Goal: From the entries below, work out the number of lines that hold the word "median", and give that number alone.
--- Start Information supplied ---
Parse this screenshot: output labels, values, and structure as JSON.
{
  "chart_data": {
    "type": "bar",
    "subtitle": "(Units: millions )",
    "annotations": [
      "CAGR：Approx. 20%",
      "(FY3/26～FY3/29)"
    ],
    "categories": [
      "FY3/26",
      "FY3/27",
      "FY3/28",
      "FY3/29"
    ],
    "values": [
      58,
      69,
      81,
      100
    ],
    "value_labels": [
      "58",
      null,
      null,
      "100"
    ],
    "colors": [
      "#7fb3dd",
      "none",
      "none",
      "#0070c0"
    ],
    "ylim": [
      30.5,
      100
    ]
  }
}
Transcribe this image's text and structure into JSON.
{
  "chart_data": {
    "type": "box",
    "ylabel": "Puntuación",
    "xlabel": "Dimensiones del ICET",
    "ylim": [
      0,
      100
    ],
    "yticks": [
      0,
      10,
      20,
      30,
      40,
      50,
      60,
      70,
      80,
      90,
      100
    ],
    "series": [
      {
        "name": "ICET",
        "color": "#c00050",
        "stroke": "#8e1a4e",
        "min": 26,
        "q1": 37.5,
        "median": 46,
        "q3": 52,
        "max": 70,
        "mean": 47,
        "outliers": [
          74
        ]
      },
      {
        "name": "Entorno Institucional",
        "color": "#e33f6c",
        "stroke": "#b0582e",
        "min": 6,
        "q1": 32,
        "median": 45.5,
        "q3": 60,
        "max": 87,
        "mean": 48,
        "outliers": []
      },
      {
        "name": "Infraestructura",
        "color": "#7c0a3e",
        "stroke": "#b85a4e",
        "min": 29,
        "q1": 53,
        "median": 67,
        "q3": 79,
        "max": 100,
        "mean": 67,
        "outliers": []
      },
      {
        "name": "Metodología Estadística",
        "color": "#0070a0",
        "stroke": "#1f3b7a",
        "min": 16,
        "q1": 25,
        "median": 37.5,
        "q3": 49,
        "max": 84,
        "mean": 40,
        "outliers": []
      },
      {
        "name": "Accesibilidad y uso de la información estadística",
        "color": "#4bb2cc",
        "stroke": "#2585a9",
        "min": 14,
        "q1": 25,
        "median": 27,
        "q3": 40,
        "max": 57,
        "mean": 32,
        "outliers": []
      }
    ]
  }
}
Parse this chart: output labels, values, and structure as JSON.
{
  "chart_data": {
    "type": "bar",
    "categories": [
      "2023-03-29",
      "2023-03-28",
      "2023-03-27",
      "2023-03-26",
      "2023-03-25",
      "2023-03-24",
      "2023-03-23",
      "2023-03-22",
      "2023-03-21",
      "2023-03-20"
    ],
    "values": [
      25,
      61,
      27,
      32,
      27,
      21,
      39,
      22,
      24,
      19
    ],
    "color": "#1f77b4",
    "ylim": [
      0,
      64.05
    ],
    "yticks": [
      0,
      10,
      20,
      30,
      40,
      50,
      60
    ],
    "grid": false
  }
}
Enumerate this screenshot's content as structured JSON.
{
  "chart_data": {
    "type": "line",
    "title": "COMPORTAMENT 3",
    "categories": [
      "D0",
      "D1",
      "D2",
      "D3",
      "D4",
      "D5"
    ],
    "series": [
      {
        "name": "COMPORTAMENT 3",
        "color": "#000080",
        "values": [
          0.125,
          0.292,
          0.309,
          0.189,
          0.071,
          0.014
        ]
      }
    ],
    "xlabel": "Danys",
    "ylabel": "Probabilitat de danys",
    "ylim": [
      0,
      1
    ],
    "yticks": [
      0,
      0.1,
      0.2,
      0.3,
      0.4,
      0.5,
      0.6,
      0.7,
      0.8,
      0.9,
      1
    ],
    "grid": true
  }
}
--- End Information supplied ---
Exercise solution: 5